**Task objective:**
In the entries below, identify every line with the string "this" and copy it.

Dataset records
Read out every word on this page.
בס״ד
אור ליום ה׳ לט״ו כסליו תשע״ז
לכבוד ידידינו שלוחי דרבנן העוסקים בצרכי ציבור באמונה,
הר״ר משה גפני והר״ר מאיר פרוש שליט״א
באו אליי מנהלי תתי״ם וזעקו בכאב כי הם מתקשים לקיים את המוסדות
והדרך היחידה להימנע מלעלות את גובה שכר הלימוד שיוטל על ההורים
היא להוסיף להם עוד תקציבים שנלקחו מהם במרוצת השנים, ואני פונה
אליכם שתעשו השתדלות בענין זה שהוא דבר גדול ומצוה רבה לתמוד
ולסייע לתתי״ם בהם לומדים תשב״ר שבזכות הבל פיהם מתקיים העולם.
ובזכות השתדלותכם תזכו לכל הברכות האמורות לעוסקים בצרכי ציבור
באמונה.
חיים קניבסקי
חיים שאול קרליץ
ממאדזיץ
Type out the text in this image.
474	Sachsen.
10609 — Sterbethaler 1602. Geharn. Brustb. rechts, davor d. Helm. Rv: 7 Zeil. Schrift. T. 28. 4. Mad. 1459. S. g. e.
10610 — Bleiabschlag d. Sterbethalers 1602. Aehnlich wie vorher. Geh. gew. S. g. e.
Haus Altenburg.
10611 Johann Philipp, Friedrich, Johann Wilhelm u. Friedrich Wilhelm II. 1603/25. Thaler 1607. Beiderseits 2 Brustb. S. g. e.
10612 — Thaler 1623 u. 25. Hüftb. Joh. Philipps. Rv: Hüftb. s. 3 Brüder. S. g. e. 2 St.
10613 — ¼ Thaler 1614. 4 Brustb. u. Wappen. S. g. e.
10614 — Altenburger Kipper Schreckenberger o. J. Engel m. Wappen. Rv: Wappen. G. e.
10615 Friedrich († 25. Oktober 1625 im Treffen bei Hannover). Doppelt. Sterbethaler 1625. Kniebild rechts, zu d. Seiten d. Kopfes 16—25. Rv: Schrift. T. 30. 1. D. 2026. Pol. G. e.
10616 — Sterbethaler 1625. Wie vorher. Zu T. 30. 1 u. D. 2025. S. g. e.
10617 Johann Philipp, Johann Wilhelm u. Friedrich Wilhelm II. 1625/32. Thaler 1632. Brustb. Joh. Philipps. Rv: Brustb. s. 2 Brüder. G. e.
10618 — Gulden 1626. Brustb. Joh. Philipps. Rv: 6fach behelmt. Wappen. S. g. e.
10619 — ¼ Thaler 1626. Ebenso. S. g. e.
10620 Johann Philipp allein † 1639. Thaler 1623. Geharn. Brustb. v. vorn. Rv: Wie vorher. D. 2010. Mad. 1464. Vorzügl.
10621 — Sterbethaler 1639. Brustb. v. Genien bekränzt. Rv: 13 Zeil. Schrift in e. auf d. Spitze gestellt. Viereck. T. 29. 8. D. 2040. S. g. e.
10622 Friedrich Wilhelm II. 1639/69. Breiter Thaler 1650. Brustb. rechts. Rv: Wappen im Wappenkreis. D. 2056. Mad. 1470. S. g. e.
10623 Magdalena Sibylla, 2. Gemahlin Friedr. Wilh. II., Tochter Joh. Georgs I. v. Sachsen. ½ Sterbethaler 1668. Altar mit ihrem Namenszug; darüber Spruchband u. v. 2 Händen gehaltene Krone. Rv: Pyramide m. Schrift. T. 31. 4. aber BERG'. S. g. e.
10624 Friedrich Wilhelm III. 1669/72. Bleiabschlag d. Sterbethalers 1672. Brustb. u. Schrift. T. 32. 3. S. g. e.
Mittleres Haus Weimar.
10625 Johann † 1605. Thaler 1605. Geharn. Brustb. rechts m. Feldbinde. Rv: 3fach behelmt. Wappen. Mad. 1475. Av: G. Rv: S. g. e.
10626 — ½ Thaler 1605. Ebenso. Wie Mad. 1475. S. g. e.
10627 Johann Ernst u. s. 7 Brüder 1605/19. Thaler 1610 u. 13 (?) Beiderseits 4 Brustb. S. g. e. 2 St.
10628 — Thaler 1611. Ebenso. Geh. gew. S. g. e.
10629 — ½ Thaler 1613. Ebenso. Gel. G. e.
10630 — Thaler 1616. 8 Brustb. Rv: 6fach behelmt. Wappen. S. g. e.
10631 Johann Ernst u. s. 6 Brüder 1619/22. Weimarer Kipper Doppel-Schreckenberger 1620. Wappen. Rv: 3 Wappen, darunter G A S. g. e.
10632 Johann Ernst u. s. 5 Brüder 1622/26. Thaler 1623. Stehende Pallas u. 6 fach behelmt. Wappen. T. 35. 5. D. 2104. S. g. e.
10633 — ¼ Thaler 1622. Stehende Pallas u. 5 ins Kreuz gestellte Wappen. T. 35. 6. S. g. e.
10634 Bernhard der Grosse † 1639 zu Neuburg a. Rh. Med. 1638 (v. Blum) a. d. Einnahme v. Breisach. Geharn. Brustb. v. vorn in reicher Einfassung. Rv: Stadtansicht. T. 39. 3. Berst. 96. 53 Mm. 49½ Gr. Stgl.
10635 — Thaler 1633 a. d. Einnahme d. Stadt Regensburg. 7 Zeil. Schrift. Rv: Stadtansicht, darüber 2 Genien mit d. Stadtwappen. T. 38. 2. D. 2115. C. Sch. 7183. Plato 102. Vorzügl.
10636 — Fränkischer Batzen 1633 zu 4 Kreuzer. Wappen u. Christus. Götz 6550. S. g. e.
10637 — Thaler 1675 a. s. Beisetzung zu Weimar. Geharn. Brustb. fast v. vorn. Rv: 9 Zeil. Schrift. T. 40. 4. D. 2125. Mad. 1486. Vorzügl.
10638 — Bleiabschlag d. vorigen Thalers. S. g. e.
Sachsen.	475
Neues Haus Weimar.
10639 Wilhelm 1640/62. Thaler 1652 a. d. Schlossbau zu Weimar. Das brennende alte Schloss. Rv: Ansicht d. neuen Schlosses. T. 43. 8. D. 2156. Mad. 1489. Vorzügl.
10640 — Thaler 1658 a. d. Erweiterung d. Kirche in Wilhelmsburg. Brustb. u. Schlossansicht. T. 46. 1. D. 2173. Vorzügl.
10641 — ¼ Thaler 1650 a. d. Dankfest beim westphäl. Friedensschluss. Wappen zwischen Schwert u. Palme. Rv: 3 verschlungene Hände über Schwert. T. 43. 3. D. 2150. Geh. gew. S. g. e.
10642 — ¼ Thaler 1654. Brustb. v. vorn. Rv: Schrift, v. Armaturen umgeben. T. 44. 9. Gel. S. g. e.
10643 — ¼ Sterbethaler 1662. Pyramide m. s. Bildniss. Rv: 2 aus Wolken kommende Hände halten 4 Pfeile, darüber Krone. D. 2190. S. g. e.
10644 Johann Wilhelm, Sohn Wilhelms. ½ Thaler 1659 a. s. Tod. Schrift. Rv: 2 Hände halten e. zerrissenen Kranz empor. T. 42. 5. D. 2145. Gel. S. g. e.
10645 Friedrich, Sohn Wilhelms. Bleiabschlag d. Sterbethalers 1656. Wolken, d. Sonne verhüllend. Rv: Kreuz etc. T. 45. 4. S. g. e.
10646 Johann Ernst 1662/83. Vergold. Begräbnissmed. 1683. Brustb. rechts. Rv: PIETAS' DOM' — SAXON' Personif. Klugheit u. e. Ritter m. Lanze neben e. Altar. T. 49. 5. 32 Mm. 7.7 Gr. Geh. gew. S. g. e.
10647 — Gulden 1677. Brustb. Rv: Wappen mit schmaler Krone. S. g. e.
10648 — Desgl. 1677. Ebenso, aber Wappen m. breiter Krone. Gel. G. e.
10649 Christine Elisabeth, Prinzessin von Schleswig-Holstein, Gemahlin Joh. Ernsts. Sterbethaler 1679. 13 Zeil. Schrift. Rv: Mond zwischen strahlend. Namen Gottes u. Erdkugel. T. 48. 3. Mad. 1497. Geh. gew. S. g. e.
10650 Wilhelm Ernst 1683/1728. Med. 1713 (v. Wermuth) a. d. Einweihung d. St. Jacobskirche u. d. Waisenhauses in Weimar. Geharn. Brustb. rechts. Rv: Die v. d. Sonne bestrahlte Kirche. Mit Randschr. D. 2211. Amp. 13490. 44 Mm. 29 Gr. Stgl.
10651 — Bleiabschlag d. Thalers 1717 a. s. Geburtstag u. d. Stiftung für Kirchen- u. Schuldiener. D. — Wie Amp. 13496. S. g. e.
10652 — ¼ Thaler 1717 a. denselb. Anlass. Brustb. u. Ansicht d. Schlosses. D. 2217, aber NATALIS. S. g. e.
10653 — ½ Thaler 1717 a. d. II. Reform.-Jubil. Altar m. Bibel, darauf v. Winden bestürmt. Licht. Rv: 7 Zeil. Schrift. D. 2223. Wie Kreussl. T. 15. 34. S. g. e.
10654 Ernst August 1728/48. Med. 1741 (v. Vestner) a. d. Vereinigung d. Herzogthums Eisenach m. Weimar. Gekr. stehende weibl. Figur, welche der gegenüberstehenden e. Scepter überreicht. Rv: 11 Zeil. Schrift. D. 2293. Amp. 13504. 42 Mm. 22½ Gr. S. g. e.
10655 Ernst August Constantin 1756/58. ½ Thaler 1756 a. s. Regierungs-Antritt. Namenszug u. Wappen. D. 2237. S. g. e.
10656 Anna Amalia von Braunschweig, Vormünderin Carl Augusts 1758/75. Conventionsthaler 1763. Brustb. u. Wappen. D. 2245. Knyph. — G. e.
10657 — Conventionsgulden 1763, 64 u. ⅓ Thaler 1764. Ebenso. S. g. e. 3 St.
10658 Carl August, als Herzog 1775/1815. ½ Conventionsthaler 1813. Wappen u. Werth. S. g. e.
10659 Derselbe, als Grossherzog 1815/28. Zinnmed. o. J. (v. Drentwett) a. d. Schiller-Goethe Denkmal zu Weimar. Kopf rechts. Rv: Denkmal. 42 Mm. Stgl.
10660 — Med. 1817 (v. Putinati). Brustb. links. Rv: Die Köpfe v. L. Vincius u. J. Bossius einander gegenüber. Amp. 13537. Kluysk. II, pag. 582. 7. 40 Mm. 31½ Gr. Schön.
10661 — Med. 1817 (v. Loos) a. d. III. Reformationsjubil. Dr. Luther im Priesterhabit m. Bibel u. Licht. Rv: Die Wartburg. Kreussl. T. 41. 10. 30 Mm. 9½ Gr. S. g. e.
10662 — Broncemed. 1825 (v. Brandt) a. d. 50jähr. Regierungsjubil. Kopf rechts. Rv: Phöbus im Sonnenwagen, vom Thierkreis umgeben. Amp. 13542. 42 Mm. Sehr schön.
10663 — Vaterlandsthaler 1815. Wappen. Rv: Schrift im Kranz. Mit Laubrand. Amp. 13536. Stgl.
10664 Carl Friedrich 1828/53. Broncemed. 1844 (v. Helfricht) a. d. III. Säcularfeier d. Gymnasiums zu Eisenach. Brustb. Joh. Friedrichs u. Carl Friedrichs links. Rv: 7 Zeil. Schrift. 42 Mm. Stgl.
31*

**Output:**
Read out every word on this page.
Type out the text in this image.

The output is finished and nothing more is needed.